#### Goal:
Check each line of the entries below for the string "mrazničky" and state how many lines have it, with no other text.

#### Supplied information:
##########
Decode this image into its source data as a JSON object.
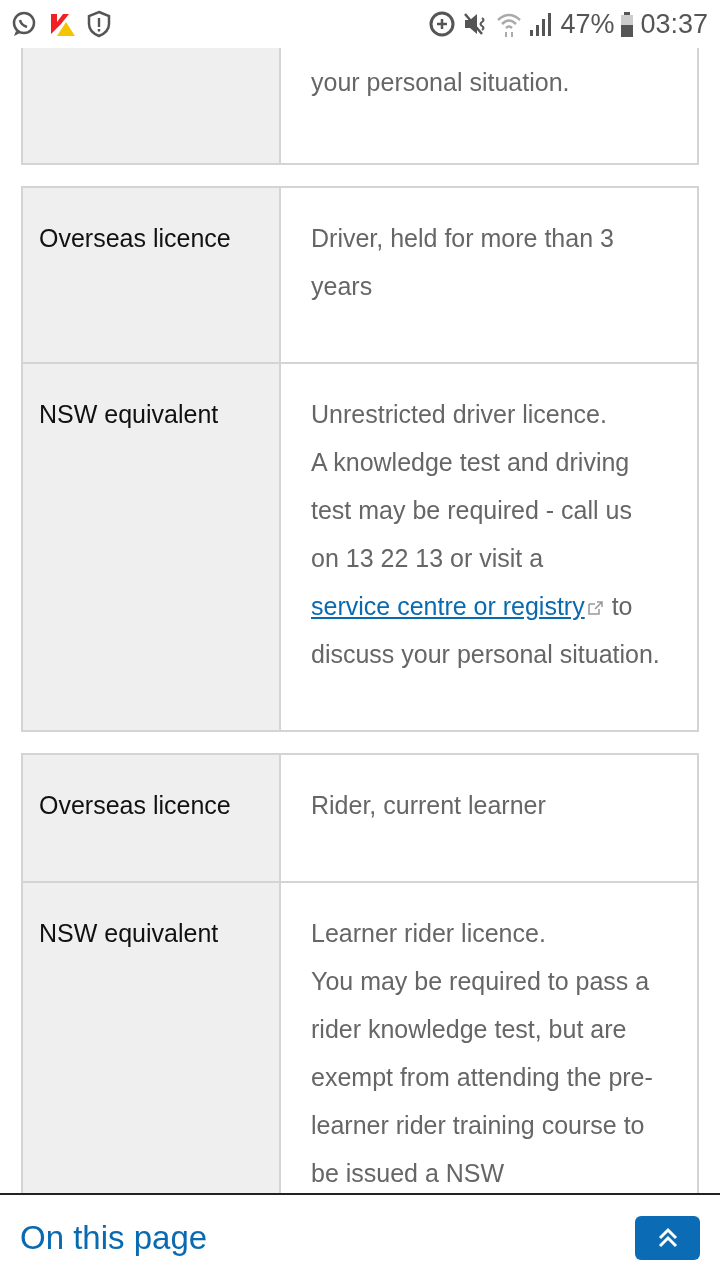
{
  "status_bar": {
    "battery": "47%",
    "time": "03:37"
  },
  "tables": [
    {
      "rows": [
        {
          "value": [
            [
              {
                "text": "your personal situation."
              }
            ]
          ]
        }
      ]
    },
    {
      "rows": [
        {
          "label": "Overseas licence",
          "value": [
            [
              {
                "text": "Driver, held for more than 3 years"
              }
            ]
          ]
        },
        {
          "label": "NSW equivalent",
          "value": [
            [
              {
                "text": "Unrestricted driver licence."
              }
            ],
            [
              {
                "text": "A knowledge test and driving test may be required - call us on 13 22 13 or visit a "
              },
              {
                "text": "service centre or registry",
                "kind": "link"
              },
              {
                "text": " to discuss your personal situation."
              }
            ]
          ]
        }
      ]
    },
    {
      "rows": [
        {
          "label": "Overseas licence",
          "value": [
            [
              {
                "text": "Rider, current learner"
              }
            ]
          ]
        },
        {
          "label": "NSW equivalent",
          "value": [
            [
              {
                "text": "Learner rider licence."
              }
            ],
            [
              {
                "text": "You may be required to pass a rider knowledge test, but are exempt from attending the pre-learner rider training course to be issued a NSW"
              }
            ]
          ]
        }
      ]
    }
  ],
  "footer": {
    "title": "On this page"
  }
}
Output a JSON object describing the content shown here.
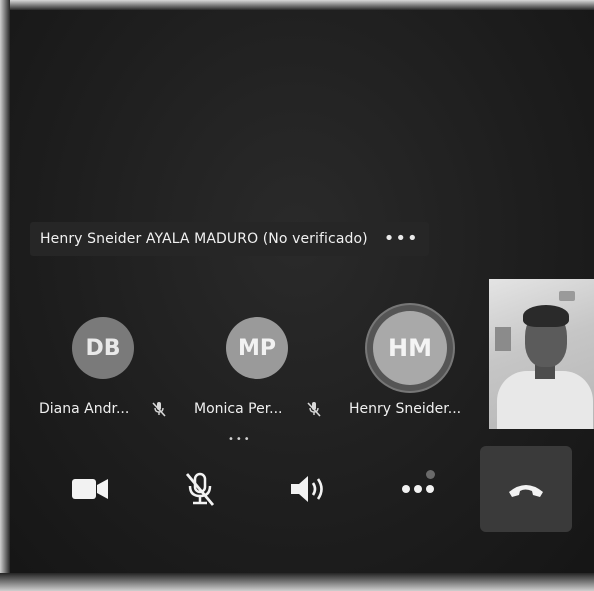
{
  "call": {
    "title": "Henry Sneider AYALA MADURO (No verificado)",
    "more_label": "•••"
  },
  "participants": [
    {
      "initials": "DB",
      "name": "Diana Andr...",
      "muted": true
    },
    {
      "initials": "MP",
      "name": "Monica Per...",
      "muted": true
    },
    {
      "initials": "HM",
      "name": "Henry Sneider...",
      "muted": false,
      "speaking": true
    }
  ],
  "toolbar": {
    "buttons": [
      {
        "icon": "video-camera-icon"
      },
      {
        "icon": "microphone-off-icon"
      },
      {
        "icon": "speaker-icon"
      },
      {
        "icon": "more-icon"
      },
      {
        "icon": "hang-up-icon"
      }
    ]
  },
  "colors": {
    "background": "#1d1d1d",
    "title_bar": "#262626",
    "avatar_db": "#7a7a7a",
    "avatar_mp": "#9a9a9a",
    "avatar_hm": "#a9a9a9",
    "hangup_bg": "#3a3a3a",
    "icon": "#f2f2f2"
  }
}
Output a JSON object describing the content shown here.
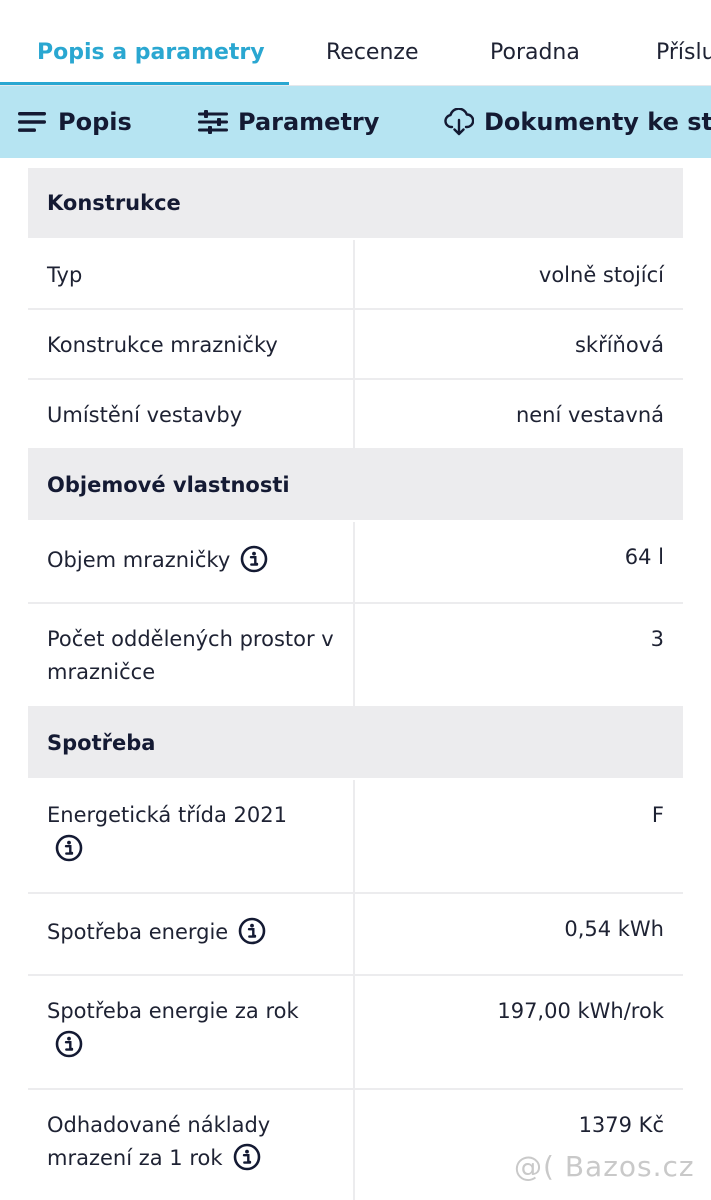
{
  "tabs": [
    {
      "label": "Popis a parametry",
      "active": true
    },
    {
      "label": "Recenze"
    },
    {
      "label": "Poradna"
    },
    {
      "label": "Příslu"
    }
  ],
  "subnav": {
    "popis": {
      "label": "Popis",
      "icon": "menu-lines-icon"
    },
    "parametry": {
      "label": "Parametry",
      "icon": "sliders-icon"
    },
    "dokumenty": {
      "label": "Dokumenty ke sta",
      "icon": "cloud-download-icon"
    }
  },
  "sections": {
    "konstrukce": {
      "title": "Konstrukce",
      "rows": [
        {
          "label": "Typ",
          "value": "volně stojící"
        },
        {
          "label": "Konstrukce mrazničky",
          "value": "skříňová"
        },
        {
          "label": "Umístění vestavby",
          "value": "není vestavná"
        }
      ]
    },
    "objem": {
      "title": "Objemové vlastnosti",
      "rows": [
        {
          "label": "Objem mrazničky",
          "value": "64 l"
        },
        {
          "label": "Počet oddělených prostor v mrazničce",
          "value": "3"
        }
      ]
    },
    "spotreba": {
      "title": "Spotřeba",
      "rows": [
        {
          "label": "Energetická třída 2021",
          "value": "F"
        },
        {
          "label": "Spotřeba energie",
          "value": "0,54 kWh"
        },
        {
          "label": "Spotřeba energie za rok",
          "value": "197,00 kWh/rok"
        },
        {
          "label": "Odhadované náklady mrazení za 1 rok",
          "value": "1379 Kč"
        }
      ]
    }
  },
  "watermark": "@( Bazos.cz",
  "colors": {
    "accent": "#2aa7d1",
    "subnav_bg": "#b6e4f2",
    "text": "#1e2233",
    "section_bg": "#ececee"
  }
}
##########
#### Problem solution:
2